**AIM**:
Without the pictures, return each record as it appears.

[start of DATA FOR PROCESSING]

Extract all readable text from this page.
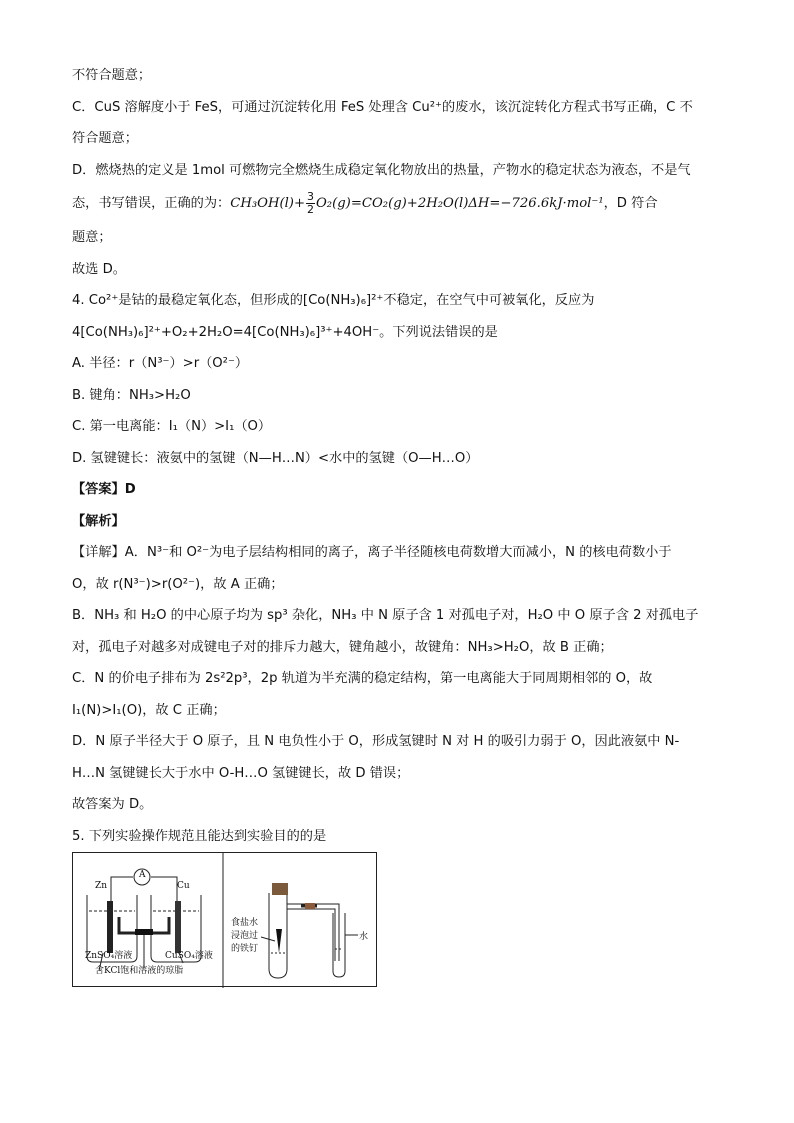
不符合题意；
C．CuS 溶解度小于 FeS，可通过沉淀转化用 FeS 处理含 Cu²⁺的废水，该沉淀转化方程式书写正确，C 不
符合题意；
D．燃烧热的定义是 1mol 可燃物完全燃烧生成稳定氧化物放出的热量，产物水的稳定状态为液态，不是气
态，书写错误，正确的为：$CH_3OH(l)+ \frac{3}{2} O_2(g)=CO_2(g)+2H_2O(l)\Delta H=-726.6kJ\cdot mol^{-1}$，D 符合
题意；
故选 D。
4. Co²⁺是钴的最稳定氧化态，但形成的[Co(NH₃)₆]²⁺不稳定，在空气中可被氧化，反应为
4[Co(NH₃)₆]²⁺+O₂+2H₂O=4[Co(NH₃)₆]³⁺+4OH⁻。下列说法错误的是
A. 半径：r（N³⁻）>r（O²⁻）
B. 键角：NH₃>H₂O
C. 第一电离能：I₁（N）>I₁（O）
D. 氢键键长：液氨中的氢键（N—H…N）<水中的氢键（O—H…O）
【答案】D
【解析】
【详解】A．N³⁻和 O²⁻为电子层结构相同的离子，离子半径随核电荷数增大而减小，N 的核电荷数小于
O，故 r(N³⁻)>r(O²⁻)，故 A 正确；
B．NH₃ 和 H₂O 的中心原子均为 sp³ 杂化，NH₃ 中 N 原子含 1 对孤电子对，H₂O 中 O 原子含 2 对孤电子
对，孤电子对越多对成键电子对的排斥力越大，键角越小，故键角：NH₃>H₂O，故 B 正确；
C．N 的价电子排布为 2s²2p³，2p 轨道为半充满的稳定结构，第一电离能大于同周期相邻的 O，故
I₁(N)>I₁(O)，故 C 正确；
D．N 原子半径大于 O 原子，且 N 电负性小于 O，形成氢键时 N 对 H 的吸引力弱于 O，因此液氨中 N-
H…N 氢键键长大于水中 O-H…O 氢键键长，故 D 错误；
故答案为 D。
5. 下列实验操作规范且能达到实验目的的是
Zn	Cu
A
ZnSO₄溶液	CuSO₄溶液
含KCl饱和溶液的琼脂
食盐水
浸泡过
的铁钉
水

[end of DATA FOR PROCESSING]

**EXERCISE SOLUTION**:
Extract all readable text from this page.
不符合题意；
C．CuS 溶解度小于 FeS，可通过沉淀转化用 FeS 处理含 Cu²⁺的废水，该沉淀转化方程式书写正确，C 不
符合题意；
D．燃烧热的定义是 1mol 可燃物完全燃烧生成稳定氧化物放出的热量，产物水的稳定状态为液态，不是气
态，书写错误，正确的为：$CH_3OH(l)+ \frac{3}{2} O_2(g)=CO_2(g)+2H_2O(l)\Delta H=-726.6kJ\cdot mol^{-1}$，D 符合
题意；
故选 D。
4. Co²⁺是钴的最稳定氧化态，但形成的[Co(NH₃)₆]²⁺不稳定，在空气中可被氧化，反应为
4[Co(NH₃)₆]²⁺+O₂+2H₂O=4[Co(NH₃)₆]³⁺+4OH⁻。下列说法错误的是
A. 半径：r（N³⁻）>r（O²⁻）
B. 键角：NH₃>H₂O
C. 第一电离能：I₁（N）>I₁（O）
D. 氢键键长：液氨中的氢键（N—H…N）<水中的氢键（O—H…O）
【答案】D
【解析】
【详解】A．N³⁻和 O²⁻为电子层结构相同的离子，离子半径随核电荷数增大而减小，N 的核电荷数小于
O，故 r(N³⁻)>r(O²⁻)，故 A 正确；
B．NH₃ 和 H₂O 的中心原子均为 sp³ 杂化，NH₃ 中 N 原子含 1 对孤电子对，H₂O 中 O 原子含 2 对孤电子
对，孤电子对越多对成键电子对的排斥力越大，键角越小，故键角：NH₃>H₂O，故 B 正确；
C．N 的价电子排布为 2s²2p³，2p 轨道为半充满的稳定结构，第一电离能大于同周期相邻的 O，故
I₁(N)>I₁(O)，故 C 正确；
D．N 原子半径大于 O 原子，且 N 电负性小于 O，形成氢键时 N 对 H 的吸引力弱于 O，因此液氨中 N-
H…N 氢键键长大于水中 O-H…O 氢键键长，故 D 错误；
故答案为 D。
5. 下列实验操作规范且能达到实验目的的是
Zn	Cu
A
ZnSO₄溶液	CuSO₄溶液
含KCl饱和溶液的琼脂
食盐水
浸泡过
的铁钉
水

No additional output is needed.